→ Exercise task: Repeat the whole listing below, word for word.
## START Dataset excerpts
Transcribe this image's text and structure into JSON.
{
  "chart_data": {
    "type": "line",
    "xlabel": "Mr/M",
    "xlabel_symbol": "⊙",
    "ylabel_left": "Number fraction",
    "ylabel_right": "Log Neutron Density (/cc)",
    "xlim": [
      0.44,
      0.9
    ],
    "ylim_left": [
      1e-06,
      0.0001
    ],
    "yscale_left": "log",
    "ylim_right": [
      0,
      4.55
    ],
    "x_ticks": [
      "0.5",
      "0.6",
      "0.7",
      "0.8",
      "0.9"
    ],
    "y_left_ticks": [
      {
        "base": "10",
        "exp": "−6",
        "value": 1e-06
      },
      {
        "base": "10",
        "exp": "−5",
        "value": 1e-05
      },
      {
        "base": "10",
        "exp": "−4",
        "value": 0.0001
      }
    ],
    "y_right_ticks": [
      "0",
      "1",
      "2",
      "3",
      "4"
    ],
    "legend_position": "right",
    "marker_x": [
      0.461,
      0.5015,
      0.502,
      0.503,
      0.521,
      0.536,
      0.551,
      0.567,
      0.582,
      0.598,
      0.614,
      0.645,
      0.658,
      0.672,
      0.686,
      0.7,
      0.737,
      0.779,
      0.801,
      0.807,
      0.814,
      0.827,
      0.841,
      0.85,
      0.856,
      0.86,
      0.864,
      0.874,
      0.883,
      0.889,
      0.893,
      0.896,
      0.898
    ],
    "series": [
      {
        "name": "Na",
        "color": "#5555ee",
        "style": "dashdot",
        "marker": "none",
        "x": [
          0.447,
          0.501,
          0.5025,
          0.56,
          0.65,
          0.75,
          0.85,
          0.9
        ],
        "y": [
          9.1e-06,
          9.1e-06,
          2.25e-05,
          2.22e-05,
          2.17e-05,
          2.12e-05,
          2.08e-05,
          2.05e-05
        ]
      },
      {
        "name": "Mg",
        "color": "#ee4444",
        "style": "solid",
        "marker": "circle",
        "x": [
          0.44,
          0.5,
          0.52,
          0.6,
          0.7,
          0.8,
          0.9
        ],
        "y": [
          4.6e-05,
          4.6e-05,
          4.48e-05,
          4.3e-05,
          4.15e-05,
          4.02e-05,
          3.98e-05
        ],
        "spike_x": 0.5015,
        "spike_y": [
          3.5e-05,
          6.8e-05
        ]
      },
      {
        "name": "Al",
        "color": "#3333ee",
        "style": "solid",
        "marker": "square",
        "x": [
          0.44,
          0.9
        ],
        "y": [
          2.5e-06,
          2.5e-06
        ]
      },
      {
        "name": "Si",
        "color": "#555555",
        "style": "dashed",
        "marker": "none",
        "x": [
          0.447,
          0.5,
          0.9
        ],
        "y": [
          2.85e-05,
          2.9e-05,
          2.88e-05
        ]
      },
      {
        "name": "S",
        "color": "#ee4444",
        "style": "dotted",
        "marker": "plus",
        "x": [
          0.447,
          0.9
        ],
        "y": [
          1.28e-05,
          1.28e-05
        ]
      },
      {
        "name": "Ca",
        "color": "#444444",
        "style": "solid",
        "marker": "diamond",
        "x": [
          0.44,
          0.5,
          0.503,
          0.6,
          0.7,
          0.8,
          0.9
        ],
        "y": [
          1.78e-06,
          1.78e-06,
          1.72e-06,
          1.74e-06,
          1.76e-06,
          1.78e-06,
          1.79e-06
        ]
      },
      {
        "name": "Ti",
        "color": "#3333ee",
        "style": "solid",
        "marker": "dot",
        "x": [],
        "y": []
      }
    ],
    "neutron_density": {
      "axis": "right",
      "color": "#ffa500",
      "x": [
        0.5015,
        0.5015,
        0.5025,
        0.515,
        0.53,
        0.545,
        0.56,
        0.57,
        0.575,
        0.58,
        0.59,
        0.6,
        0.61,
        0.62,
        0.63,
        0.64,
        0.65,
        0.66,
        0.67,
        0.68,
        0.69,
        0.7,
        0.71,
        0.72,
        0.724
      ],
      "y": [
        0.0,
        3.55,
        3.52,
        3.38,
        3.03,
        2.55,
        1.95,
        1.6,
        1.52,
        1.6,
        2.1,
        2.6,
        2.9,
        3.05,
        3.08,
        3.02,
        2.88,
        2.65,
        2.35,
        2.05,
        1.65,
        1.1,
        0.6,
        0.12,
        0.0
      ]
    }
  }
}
## END Dataset excerpts
→ The response:
Transcribe this image's text and structure into JSON.
{
  "chart_data": {
    "type": "line",
    "xlabel": "Mr/M",
    "xlabel_symbol": "⊙",
    "ylabel_left": "Number fraction",
    "ylabel_right": "Log Neutron Density (/cc)",
    "xlim": [
      0.44,
      0.9
    ],
    "ylim_left": [
      1e-06,
      0.0001
    ],
    "yscale_left": "log",
    "ylim_right": [
      0,
      4.55
    ],
    "x_ticks": [
      "0.5",
      "0.6",
      "0.7",
      "0.8",
      "0.9"
    ],
    "y_left_ticks": [
      {
        "base": "10",
        "exp": "−6",
        "value": 1e-06
      },
      {
        "base": "10",
        "exp": "−5",
        "value": 1e-05
      },
      {
        "base": "10",
        "exp": "−4",
        "value": 0.0001
      }
    ],
    "y_right_ticks": [
      "0",
      "1",
      "2",
      "3",
      "4"
    ],
    "legend_position": "right",
    "marker_x": [
      0.461,
      0.5015,
      0.502,
      0.503,
      0.521,
      0.536,
      0.551,
      0.567,
      0.582,
      0.598,
      0.614,
      0.645,
      0.658,
      0.672,
      0.686,
      0.7,
      0.737,
      0.779,
      0.801,
      0.807,
      0.814,
      0.827,
      0.841,
      0.85,
      0.856,
      0.86,
      0.864,
      0.874,
      0.883,
      0.889,
      0.893,
      0.896,
      0.898
    ],
    "series": [
      {
        "name": "Na",
        "color": "#5555ee",
        "style": "dashdot",
        "marker": "none",
        "x": [
          0.447,
          0.501,
          0.5025,
          0.56,
          0.65,
          0.75,
          0.85,
          0.9
        ],
        "y": [
          9.1e-06,
          9.1e-06,
          2.25e-05,
          2.22e-05,
          2.17e-05,
          2.12e-05,
          2.08e-05,
          2.05e-05
        ]
      },
      {
        "name": "Mg",
        "color": "#ee4444",
        "style": "solid",
        "marker": "circle",
        "x": [
          0.44,
          0.5,
          0.52,
          0.6,
          0.7,
          0.8,
          0.9
        ],
        "y": [
          4.6e-05,
          4.6e-05,
          4.48e-05,
          4.3e-05,
          4.15e-05,
          4.02e-05,
          3.98e-05
        ],
        "spike_x": 0.5015,
        "spike_y": [
          3.5e-05,
          6.8e-05
        ]
      },
      {
        "name": "Al",
        "color": "#3333ee",
        "style": "solid",
        "marker": "square",
        "x": [
          0.44,
          0.9
        ],
        "y": [
          2.5e-06,
          2.5e-06
        ]
      },
      {
        "name": "Si",
        "color": "#555555",
        "style": "dashed",
        "marker": "none",
        "x": [
          0.447,
          0.5,
          0.9
        ],
        "y": [
          2.85e-05,
          2.9e-05,
          2.88e-05
        ]
      },
      {
        "name": "S",
        "color": "#ee4444",
        "style": "dotted",
        "marker": "plus",
        "x": [
          0.447,
          0.9
        ],
        "y": [
          1.28e-05,
          1.28e-05
        ]
      },
      {
        "name": "Ca",
        "color": "#444444",
        "style": "solid",
        "marker": "diamond",
        "x": [
          0.44,
          0.5,
          0.503,
          0.6,
          0.7,
          0.8,
          0.9
        ],
        "y": [
          1.78e-06,
          1.78e-06,
          1.72e-06,
          1.74e-06,
          1.76e-06,
          1.78e-06,
          1.79e-06
        ]
      },
      {
        "name": "Ti",
        "color": "#3333ee",
        "style": "solid",
        "marker": "dot",
        "x": [],
        "y": []
      }
    ],
    "neutron_density": {
      "axis": "right",
      "color": "#ffa500",
      "x": [
        0.5015,
        0.5015,
        0.5025,
        0.515,
        0.53,
        0.545,
        0.56,
        0.57,
        0.575,
        0.58,
        0.59,
        0.6,
        0.61,
        0.62,
        0.63,
        0.64,
        0.65,
        0.66,
        0.67,
        0.68,
        0.69,
        0.7,
        0.71,
        0.72,
        0.724
      ],
      "y": [
        0.0,
        3.55,
        3.52,
        3.38,
        3.03,
        2.55,
        1.95,
        1.6,
        1.52,
        1.6,
        2.1,
        2.6,
        2.9,
        3.05,
        3.08,
        3.02,
        2.88,
        2.65,
        2.35,
        2.05,
        1.65,
        1.1,
        0.6,
        0.12,
        0.0
      ]
    }
  }
}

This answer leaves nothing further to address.